Chart and figure data
▬▬▬▬▬▬▬▬▬▬
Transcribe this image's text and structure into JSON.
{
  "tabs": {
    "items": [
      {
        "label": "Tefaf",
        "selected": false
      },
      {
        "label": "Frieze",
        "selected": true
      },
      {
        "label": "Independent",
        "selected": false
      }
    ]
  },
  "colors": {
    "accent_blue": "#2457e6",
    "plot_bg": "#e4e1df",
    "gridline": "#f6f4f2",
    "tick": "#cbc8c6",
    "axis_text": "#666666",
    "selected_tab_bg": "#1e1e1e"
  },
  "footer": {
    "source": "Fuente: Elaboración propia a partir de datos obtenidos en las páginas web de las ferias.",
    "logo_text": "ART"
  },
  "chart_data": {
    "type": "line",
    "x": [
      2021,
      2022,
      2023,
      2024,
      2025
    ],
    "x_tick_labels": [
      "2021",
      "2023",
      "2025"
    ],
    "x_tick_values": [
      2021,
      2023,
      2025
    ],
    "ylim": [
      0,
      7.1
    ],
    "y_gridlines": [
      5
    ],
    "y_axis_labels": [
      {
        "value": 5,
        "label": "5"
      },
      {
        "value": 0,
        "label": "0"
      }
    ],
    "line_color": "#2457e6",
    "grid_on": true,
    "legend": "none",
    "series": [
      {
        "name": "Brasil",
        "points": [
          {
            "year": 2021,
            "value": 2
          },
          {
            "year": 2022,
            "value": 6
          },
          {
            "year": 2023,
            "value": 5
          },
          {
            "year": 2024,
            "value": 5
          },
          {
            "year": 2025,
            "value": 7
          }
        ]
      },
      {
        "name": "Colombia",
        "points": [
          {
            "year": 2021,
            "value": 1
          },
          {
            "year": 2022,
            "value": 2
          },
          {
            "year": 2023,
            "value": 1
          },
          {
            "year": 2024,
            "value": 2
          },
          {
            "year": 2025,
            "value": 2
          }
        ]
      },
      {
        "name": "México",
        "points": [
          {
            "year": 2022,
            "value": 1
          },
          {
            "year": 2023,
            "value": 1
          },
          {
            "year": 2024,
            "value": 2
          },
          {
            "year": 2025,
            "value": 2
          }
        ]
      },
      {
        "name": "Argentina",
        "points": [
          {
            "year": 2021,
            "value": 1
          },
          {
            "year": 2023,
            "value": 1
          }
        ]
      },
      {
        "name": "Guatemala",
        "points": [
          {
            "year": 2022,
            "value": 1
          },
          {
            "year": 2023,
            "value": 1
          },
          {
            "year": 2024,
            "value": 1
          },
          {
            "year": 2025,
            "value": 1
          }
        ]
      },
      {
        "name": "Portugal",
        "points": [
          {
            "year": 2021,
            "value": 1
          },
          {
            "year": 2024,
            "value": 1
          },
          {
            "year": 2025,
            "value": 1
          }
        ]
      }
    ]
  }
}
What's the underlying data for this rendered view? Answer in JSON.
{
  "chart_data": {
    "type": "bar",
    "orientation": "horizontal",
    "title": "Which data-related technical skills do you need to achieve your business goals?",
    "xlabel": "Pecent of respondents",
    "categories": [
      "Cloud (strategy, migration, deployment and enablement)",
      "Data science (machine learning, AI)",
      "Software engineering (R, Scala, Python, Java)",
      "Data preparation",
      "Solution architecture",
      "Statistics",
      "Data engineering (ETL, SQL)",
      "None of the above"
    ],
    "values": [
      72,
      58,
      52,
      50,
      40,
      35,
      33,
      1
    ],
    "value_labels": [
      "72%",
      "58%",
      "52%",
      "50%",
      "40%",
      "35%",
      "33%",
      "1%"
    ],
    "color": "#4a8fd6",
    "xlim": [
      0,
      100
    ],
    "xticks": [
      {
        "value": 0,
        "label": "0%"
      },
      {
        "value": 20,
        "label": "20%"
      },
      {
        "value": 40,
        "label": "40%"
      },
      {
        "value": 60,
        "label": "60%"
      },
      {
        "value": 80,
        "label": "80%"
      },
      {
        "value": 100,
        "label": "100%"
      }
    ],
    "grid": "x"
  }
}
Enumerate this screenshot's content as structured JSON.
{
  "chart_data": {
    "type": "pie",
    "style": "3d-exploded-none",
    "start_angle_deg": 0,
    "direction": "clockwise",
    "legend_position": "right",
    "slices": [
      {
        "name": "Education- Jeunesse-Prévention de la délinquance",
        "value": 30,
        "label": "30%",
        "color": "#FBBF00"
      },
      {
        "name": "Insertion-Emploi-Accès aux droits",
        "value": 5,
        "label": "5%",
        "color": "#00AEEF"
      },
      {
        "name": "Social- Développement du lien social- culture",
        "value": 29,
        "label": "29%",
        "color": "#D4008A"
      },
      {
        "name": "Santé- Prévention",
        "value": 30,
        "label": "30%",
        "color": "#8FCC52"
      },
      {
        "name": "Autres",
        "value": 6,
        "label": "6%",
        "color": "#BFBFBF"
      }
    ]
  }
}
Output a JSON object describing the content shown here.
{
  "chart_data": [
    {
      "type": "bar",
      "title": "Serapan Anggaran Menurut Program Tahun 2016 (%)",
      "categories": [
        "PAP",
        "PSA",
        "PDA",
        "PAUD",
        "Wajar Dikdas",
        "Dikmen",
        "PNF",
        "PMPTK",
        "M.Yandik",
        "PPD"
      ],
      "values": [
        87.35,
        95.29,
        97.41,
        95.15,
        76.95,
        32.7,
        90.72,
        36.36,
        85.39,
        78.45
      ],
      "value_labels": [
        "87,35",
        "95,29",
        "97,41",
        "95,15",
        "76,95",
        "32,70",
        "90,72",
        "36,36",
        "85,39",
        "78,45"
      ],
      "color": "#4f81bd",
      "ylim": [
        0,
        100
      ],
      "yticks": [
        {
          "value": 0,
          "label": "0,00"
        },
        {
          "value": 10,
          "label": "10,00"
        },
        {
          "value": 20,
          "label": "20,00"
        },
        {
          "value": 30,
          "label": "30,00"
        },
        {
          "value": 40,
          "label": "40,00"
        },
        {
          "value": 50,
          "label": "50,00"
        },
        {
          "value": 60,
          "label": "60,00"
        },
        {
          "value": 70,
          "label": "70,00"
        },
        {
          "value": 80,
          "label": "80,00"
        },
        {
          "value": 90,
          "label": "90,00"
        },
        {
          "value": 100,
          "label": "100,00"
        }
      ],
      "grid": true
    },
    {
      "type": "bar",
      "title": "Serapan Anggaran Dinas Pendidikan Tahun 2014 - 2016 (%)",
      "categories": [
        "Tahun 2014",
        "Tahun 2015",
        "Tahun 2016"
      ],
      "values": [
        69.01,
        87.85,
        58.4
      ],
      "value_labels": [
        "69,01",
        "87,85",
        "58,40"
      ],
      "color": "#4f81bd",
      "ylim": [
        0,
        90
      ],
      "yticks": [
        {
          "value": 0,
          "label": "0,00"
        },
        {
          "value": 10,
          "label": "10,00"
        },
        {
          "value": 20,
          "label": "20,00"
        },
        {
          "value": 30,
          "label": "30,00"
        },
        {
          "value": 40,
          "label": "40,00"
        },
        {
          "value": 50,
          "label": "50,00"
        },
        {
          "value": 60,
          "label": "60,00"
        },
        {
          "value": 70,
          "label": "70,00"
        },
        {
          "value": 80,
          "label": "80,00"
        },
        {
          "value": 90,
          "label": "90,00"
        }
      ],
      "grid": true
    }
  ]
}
▬▬▬▬▬▬▬▬▬▬
> **Task description**
Write an exact transcription of every entry above.

> **Response to this task**
Transcribe this image's text and structure into JSON.
{
  "tabs": {
    "items": [
      {
        "label": "Tefaf",
        "selected": false
      },
      {
        "label": "Frieze",
        "selected": true
      },
      {
        "label": "Independent",
        "selected": false
      }
    ]
  },
  "colors": {
    "accent_blue": "#2457e6",
    "plot_bg": "#e4e1df",
    "gridline": "#f6f4f2",
    "tick": "#cbc8c6",
    "axis_text": "#666666",
    "selected_tab_bg": "#1e1e1e"
  },
  "footer": {
    "source": "Fuente: Elaboración propia a partir de datos obtenidos en las páginas web de las ferias.",
    "logo_text": "ART"
  },
  "chart_data": {
    "type": "line",
    "x": [
      2021,
      2022,
      2023,
      2024,
      2025
    ],
    "x_tick_labels": [
      "2021",
      "2023",
      "2025"
    ],
    "x_tick_values": [
      2021,
      2023,
      2025
    ],
    "ylim": [
      0,
      7.1
    ],
    "y_gridlines": [
      5
    ],
    "y_axis_labels": [
      {
        "value": 5,
        "label": "5"
      },
      {
        "value": 0,
        "label": "0"
      }
    ],
    "line_color": "#2457e6",
    "grid_on": true,
    "legend": "none",
    "series": [
      {
        "name": "Brasil",
        "points": [
          {
            "year": 2021,
            "value": 2
          },
          {
            "year": 2022,
            "value": 6
          },
          {
            "year": 2023,
            "value": 5
          },
          {
            "year": 2024,
            "value": 5
          },
          {
            "year": 2025,
            "value": 7
          }
        ]
      },
      {
        "name": "Colombia",
        "points": [
          {
            "year": 2021,
            "value": 1
          },
          {
            "year": 2022,
            "value": 2
          },
          {
            "year": 2023,
            "value": 1
          },
          {
            "year": 2024,
            "value": 2
          },
          {
            "year": 2025,
            "value": 2
          }
        ]
      },
      {
        "name": "México",
        "points": [
          {
            "year": 2022,
            "value": 1
          },
          {
            "year": 2023,
            "value": 1
          },
          {
            "year": 2024,
            "value": 2
          },
          {
            "year": 2025,
            "value": 2
          }
        ]
      },
      {
        "name": "Argentina",
        "points": [
          {
            "year": 2021,
            "value": 1
          },
          {
            "year": 2023,
            "value": 1
          }
        ]
      },
      {
        "name": "Guatemala",
        "points": [
          {
            "year": 2022,
            "value": 1
          },
          {
            "year": 2023,
            "value": 1
          },
          {
            "year": 2024,
            "value": 1
          },
          {
            "year": 2025,
            "value": 1
          }
        ]
      },
      {
        "name": "Portugal",
        "points": [
          {
            "year": 2021,
            "value": 1
          },
          {
            "year": 2024,
            "value": 1
          },
          {
            "year": 2025,
            "value": 1
          }
        ]
      }
    ]
  }
}
What's the underlying data for this rendered view? Answer in JSON.
{
  "chart_data": {
    "type": "bar",
    "orientation": "horizontal",
    "title": "Which data-related technical skills do you need to achieve your business goals?",
    "xlabel": "Pecent of respondents",
    "categories": [
      "Cloud (strategy, migration, deployment and enablement)",
      "Data science (machine learning, AI)",
      "Software engineering (R, Scala, Python, Java)",
      "Data preparation",
      "Solution architecture",
      "Statistics",
      "Data engineering (ETL, SQL)",
      "None of the above"
    ],
    "values": [
      72,
      58,
      52,
      50,
      40,
      35,
      33,
      1
    ],
    "value_labels": [
      "72%",
      "58%",
      "52%",
      "50%",
      "40%",
      "35%",
      "33%",
      "1%"
    ],
    "color": "#4a8fd6",
    "xlim": [
      0,
      100
    ],
    "xticks": [
      {
        "value": 0,
        "label": "0%"
      },
      {
        "value": 20,
        "label": "20%"
      },
      {
        "value": 40,
        "label": "40%"
      },
      {
        "value": 60,
        "label": "60%"
      },
      {
        "value": 80,
        "label": "80%"
      },
      {
        "value": 100,
        "label": "100%"
      }
    ],
    "grid": "x"
  }
}
Enumerate this screenshot's content as structured JSON.
{
  "chart_data": {
    "type": "pie",
    "style": "3d-exploded-none",
    "start_angle_deg": 0,
    "direction": "clockwise",
    "legend_position": "right",
    "slices": [
      {
        "name": "Education- Jeunesse-Prévention de la délinquance",
        "value": 30,
        "label": "30%",
        "color": "#FBBF00"
      },
      {
        "name": "Insertion-Emploi-Accès aux droits",
        "value": 5,
        "label": "5%",
        "color": "#00AEEF"
      },
      {
        "name": "Social- Développement du lien social- culture",
        "value": 29,
        "label": "29%",
        "color": "#D4008A"
      },
      {
        "name": "Santé- Prévention",
        "value": 30,
        "label": "30%",
        "color": "#8FCC52"
      },
      {
        "name": "Autres",
        "value": 6,
        "label": "6%",
        "color": "#BFBFBF"
      }
    ]
  }
}
Output a JSON object describing the content shown here.
{
  "chart_data": [
    {
      "type": "bar",
      "title": "Serapan Anggaran Menurut Program Tahun 2016 (%)",
      "categories": [
        "PAP",
        "PSA",
        "PDA",
        "PAUD",
        "Wajar Dikdas",
        "Dikmen",
        "PNF",
        "PMPTK",
        "M.Yandik",
        "PPD"
      ],
      "values": [
        87.35,
        95.29,
        97.41,
        95.15,
        76.95,
        32.7,
        90.72,
        36.36,
        85.39,
        78.45
      ],
      "value_labels": [
        "87,35",
        "95,29",
        "97,41",
        "95,15",
        "76,95",
        "32,70",
        "90,72",
        "36,36",
        "85,39",
        "78,45"
      ],
      "color": "#4f81bd",
      "ylim": [
        0,
        100
      ],
      "yticks": [
        {
          "value": 0,
          "label": "0,00"
        },
        {
          "value": 10,
          "label": "10,00"
        },
        {
          "value": 20,
          "label": "20,00"
        },
        {
          "value": 30,
          "label": "30,00"
        },
        {
          "value": 40,
          "label": "40,00"
        },
        {
          "value": 50,
          "label": "50,00"
        },
        {
          "value": 60,
          "label": "60,00"
        },
        {
          "value": 70,
          "label": "70,00"
        },
        {
          "value": 80,
          "label": "80,00"
        },
        {
          "value": 90,
          "label": "90,00"
        },
        {
          "value": 100,
          "label": "100,00"
        }
      ],
      "grid": true
    },
    {
      "type": "bar",
      "title": "Serapan Anggaran Dinas Pendidikan Tahun 2014 - 2016 (%)",
      "categories": [
        "Tahun 2014",
        "Tahun 2015",
        "Tahun 2016"
      ],
      "values": [
        69.01,
        87.85,
        58.4
      ],
      "value_labels": [
        "69,01",
        "87,85",
        "58,40"
      ],
      "color": "#4f81bd",
      "ylim": [
        0,
        90
      ],
      "yticks": [
        {
          "value": 0,
          "label": "0,00"
        },
        {
          "value": 10,
          "label": "10,00"
        },
        {
          "value": 20,
          "label": "20,00"
        },
        {
          "value": 30,
          "label": "30,00"
        },
        {
          "value": 40,
          "label": "40,00"
        },
        {
          "value": 50,
          "label": "50,00"
        },
        {
          "value": 60,
          "label": "60,00"
        },
        {
          "value": 70,
          "label": "70,00"
        },
        {
          "value": 80,
          "label": "80,00"
        },
        {
          "value": 90,
          "label": "90,00"
        }
      ],
      "grid": true
    }
  ]
}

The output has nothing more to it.